# [INSTRUCTIONS FOR THE TASK]
Take the data that follows and retype it word for word.

# [RAW DATA]
- - -

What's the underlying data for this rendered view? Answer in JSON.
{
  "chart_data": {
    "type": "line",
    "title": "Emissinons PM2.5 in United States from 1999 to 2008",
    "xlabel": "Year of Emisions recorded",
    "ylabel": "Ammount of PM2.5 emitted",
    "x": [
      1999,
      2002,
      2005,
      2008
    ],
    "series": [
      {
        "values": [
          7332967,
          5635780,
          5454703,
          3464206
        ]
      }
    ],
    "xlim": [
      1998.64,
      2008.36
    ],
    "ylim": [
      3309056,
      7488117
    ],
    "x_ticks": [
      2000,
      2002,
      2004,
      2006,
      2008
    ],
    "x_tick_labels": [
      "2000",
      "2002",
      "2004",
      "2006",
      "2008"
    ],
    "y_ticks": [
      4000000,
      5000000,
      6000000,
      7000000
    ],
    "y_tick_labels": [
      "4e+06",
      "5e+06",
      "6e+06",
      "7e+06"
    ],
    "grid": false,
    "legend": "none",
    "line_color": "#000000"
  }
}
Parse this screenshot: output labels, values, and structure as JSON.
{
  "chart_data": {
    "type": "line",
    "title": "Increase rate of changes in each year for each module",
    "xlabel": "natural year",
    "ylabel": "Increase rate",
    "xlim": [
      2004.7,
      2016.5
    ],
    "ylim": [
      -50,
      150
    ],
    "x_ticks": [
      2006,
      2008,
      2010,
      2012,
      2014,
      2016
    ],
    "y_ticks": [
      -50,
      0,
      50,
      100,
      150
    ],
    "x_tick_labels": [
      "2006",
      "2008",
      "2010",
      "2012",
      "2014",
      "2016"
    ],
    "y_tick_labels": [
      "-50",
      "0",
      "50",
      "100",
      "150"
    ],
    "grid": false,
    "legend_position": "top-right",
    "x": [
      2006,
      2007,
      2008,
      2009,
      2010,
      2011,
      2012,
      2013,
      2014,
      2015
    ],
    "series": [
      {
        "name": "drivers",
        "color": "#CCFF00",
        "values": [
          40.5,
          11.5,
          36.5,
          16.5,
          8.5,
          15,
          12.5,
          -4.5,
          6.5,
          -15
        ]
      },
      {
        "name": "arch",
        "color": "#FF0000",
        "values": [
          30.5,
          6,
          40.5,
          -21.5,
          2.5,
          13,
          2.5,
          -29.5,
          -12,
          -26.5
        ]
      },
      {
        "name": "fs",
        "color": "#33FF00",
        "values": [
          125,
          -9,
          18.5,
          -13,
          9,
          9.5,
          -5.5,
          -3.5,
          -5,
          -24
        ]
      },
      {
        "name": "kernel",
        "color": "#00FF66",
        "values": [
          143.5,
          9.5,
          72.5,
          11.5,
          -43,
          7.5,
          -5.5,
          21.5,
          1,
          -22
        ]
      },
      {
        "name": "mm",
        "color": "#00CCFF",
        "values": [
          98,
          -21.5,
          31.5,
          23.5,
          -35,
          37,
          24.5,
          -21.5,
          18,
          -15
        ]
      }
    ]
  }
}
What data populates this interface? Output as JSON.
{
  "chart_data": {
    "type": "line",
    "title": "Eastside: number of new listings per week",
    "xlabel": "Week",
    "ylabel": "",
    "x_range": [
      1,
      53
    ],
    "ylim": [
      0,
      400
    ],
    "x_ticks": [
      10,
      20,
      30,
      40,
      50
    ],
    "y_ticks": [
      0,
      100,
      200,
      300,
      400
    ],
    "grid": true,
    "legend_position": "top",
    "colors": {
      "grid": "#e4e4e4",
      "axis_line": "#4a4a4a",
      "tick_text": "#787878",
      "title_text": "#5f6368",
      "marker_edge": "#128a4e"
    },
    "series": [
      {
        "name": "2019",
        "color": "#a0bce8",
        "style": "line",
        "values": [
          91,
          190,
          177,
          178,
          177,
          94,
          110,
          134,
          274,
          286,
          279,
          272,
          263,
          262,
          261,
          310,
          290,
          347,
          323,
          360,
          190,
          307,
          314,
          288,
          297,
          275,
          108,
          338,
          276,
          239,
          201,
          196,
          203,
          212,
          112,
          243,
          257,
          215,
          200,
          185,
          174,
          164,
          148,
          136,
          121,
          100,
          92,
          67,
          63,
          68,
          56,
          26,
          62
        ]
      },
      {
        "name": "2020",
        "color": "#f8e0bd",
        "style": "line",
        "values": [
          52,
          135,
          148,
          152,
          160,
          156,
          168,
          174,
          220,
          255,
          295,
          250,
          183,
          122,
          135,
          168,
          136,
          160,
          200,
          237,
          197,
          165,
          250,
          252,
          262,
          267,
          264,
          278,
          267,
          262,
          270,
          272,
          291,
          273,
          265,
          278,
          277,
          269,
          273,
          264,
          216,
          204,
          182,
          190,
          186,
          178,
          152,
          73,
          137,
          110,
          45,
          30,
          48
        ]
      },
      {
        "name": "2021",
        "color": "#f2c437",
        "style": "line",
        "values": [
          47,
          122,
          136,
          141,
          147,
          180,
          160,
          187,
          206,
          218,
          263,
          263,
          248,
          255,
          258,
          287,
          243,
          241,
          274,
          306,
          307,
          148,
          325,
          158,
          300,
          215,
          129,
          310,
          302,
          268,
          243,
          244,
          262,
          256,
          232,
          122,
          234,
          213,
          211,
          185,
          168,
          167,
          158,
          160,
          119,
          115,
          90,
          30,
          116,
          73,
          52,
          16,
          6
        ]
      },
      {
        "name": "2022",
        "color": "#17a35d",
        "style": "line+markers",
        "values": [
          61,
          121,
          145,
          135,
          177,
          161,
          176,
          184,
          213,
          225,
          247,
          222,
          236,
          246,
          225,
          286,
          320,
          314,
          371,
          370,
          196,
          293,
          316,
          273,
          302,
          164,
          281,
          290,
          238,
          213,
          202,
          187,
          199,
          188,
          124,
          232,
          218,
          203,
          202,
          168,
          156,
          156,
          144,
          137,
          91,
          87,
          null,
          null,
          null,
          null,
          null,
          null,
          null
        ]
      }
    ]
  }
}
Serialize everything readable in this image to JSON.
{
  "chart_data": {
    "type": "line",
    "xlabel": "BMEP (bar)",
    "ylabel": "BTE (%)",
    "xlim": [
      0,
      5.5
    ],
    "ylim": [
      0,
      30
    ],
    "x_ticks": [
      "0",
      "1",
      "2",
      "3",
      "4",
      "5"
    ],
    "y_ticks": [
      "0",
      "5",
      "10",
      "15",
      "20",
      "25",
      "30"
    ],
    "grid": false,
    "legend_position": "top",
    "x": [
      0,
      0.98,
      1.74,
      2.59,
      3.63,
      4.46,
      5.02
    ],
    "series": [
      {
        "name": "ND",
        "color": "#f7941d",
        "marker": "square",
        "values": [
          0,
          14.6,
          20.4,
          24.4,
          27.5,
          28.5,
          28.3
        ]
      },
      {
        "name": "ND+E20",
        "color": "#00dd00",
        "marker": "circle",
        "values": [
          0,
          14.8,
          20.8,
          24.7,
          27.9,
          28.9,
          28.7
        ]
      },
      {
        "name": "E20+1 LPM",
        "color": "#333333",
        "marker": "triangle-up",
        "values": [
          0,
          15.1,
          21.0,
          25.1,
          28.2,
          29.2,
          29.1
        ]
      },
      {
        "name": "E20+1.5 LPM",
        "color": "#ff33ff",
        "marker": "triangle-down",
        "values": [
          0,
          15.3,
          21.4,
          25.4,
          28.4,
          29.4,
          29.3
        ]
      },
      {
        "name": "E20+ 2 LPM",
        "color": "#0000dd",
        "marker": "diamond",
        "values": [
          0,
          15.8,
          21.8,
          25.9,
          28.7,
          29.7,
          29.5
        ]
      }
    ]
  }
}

- - -

# [COMPLETE OUTPUT]
What's the underlying data for this rendered view? Answer in JSON.
{
  "chart_data": {
    "type": "line",
    "title": "Emissinons PM2.5 in United States from 1999 to 2008",
    "xlabel": "Year of Emisions recorded",
    "ylabel": "Ammount of PM2.5 emitted",
    "x": [
      1999,
      2002,
      2005,
      2008
    ],
    "series": [
      {
        "values": [
          7332967,
          5635780,
          5454703,
          3464206
        ]
      }
    ],
    "xlim": [
      1998.64,
      2008.36
    ],
    "ylim": [
      3309056,
      7488117
    ],
    "x_ticks": [
      2000,
      2002,
      2004,
      2006,
      2008
    ],
    "x_tick_labels": [
      "2000",
      "2002",
      "2004",
      "2006",
      "2008"
    ],
    "y_ticks": [
      4000000,
      5000000,
      6000000,
      7000000
    ],
    "y_tick_labels": [
      "4e+06",
      "5e+06",
      "6e+06",
      "7e+06"
    ],
    "grid": false,
    "legend": "none",
    "line_color": "#000000"
  }
}
Parse this screenshot: output labels, values, and structure as JSON.
{
  "chart_data": {
    "type": "line",
    "title": "Increase rate of changes in each year for each module",
    "xlabel": "natural year",
    "ylabel": "Increase rate",
    "xlim": [
      2004.7,
      2016.5
    ],
    "ylim": [
      -50,
      150
    ],
    "x_ticks": [
      2006,
      2008,
      2010,
      2012,
      2014,
      2016
    ],
    "y_ticks": [
      -50,
      0,
      50,
      100,
      150
    ],
    "x_tick_labels": [
      "2006",
      "2008",
      "2010",
      "2012",
      "2014",
      "2016"
    ],
    "y_tick_labels": [
      "-50",
      "0",
      "50",
      "100",
      "150"
    ],
    "grid": false,
    "legend_position": "top-right",
    "x": [
      2006,
      2007,
      2008,
      2009,
      2010,
      2011,
      2012,
      2013,
      2014,
      2015
    ],
    "series": [
      {
        "name": "drivers",
        "color": "#CCFF00",
        "values": [
          40.5,
          11.5,
          36.5,
          16.5,
          8.5,
          15,
          12.5,
          -4.5,
          6.5,
          -15
        ]
      },
      {
        "name": "arch",
        "color": "#FF0000",
        "values": [
          30.5,
          6,
          40.5,
          -21.5,
          2.5,
          13,
          2.5,
          -29.5,
          -12,
          -26.5
        ]
      },
      {
        "name": "fs",
        "color": "#33FF00",
        "values": [
          125,
          -9,
          18.5,
          -13,
          9,
          9.5,
          -5.5,
          -3.5,
          -5,
          -24
        ]
      },
      {
        "name": "kernel",
        "color": "#00FF66",
        "values": [
          143.5,
          9.5,
          72.5,
          11.5,
          -43,
          7.5,
          -5.5,
          21.5,
          1,
          -22
        ]
      },
      {
        "name": "mm",
        "color": "#00CCFF",
        "values": [
          98,
          -21.5,
          31.5,
          23.5,
          -35,
          37,
          24.5,
          -21.5,
          18,
          -15
        ]
      }
    ]
  }
}
What data populates this interface? Output as JSON.
{
  "chart_data": {
    "type": "line",
    "title": "Eastside: number of new listings per week",
    "xlabel": "Week",
    "ylabel": "",
    "x_range": [
      1,
      53
    ],
    "ylim": [
      0,
      400
    ],
    "x_ticks": [
      10,
      20,
      30,
      40,
      50
    ],
    "y_ticks": [
      0,
      100,
      200,
      300,
      400
    ],
    "grid": true,
    "legend_position": "top",
    "colors": {
      "grid": "#e4e4e4",
      "axis_line": "#4a4a4a",
      "tick_text": "#787878",
      "title_text": "#5f6368",
      "marker_edge": "#128a4e"
    },
    "series": [
      {
        "name": "2019",
        "color": "#a0bce8",
        "style": "line",
        "values": [
          91,
          190,
          177,
          178,
          177,
          94,
          110,
          134,
          274,
          286,
          279,
          272,
          263,
          262,
          261,
          310,
          290,
          347,
          323,
          360,
          190,
          307,
          314,
          288,
          297,
          275,
          108,
          338,
          276,
          239,
          201,
          196,
          203,
          212,
          112,
          243,
          257,
          215,
          200,
          185,
          174,
          164,
          148,
          136,
          121,
          100,
          92,
          67,
          63,
          68,
          56,
          26,
          62
        ]
      },
      {
        "name": "2020",
        "color": "#f8e0bd",
        "style": "line",
        "values": [
          52,
          135,
          148,
          152,
          160,
          156,
          168,
          174,
          220,
          255,
          295,
          250,
          183,
          122,
          135,
          168,
          136,
          160,
          200,
          237,
          197,
          165,
          250,
          252,
          262,
          267,
          264,
          278,
          267,
          262,
          270,
          272,
          291,
          273,
          265,
          278,
          277,
          269,
          273,
          264,
          216,
          204,
          182,
          190,
          186,
          178,
          152,
          73,
          137,
          110,
          45,
          30,
          48
        ]
      },
      {
        "name": "2021",
        "color": "#f2c437",
        "style": "line",
        "values": [
          47,
          122,
          136,
          141,
          147,
          180,
          160,
          187,
          206,
          218,
          263,
          263,
          248,
          255,
          258,
          287,
          243,
          241,
          274,
          306,
          307,
          148,
          325,
          158,
          300,
          215,
          129,
          310,
          302,
          268,
          243,
          244,
          262,
          256,
          232,
          122,
          234,
          213,
          211,
          185,
          168,
          167,
          158,
          160,
          119,
          115,
          90,
          30,
          116,
          73,
          52,
          16,
          6
        ]
      },
      {
        "name": "2022",
        "color": "#17a35d",
        "style": "line+markers",
        "values": [
          61,
          121,
          145,
          135,
          177,
          161,
          176,
          184,
          213,
          225,
          247,
          222,
          236,
          246,
          225,
          286,
          320,
          314,
          371,
          370,
          196,
          293,
          316,
          273,
          302,
          164,
          281,
          290,
          238,
          213,
          202,
          187,
          199,
          188,
          124,
          232,
          218,
          203,
          202,
          168,
          156,
          156,
          144,
          137,
          91,
          87,
          null,
          null,
          null,
          null,
          null,
          null,
          null
        ]
      }
    ]
  }
}
Serialize everything readable in this image to JSON.
{
  "chart_data": {
    "type": "line",
    "xlabel": "BMEP (bar)",
    "ylabel": "BTE (%)",
    "xlim": [
      0,
      5.5
    ],
    "ylim": [
      0,
      30
    ],
    "x_ticks": [
      "0",
      "1",
      "2",
      "3",
      "4",
      "5"
    ],
    "y_ticks": [
      "0",
      "5",
      "10",
      "15",
      "20",
      "25",
      "30"
    ],
    "grid": false,
    "legend_position": "top",
    "x": [
      0,
      0.98,
      1.74,
      2.59,
      3.63,
      4.46,
      5.02
    ],
    "series": [
      {
        "name": "ND",
        "color": "#f7941d",
        "marker": "square",
        "values": [
          0,
          14.6,
          20.4,
          24.4,
          27.5,
          28.5,
          28.3
        ]
      },
      {
        "name": "ND+E20",
        "color": "#00dd00",
        "marker": "circle",
        "values": [
          0,
          14.8,
          20.8,
          24.7,
          27.9,
          28.9,
          28.7
        ]
      },
      {
        "name": "E20+1 LPM",
        "color": "#333333",
        "marker": "triangle-up",
        "values": [
          0,
          15.1,
          21.0,
          25.1,
          28.2,
          29.2,
          29.1
        ]
      },
      {
        "name": "E20+1.5 LPM",
        "color": "#ff33ff",
        "marker": "triangle-down",
        "values": [
          0,
          15.3,
          21.4,
          25.4,
          28.4,
          29.4,
          29.3
        ]
      },
      {
        "name": "E20+ 2 LPM",
        "color": "#0000dd",
        "marker": "diamond",
        "values": [
          0,
          15.8,
          21.8,
          25.9,
          28.7,
          29.7,
          29.5
        ]
      }
    ]
  }
}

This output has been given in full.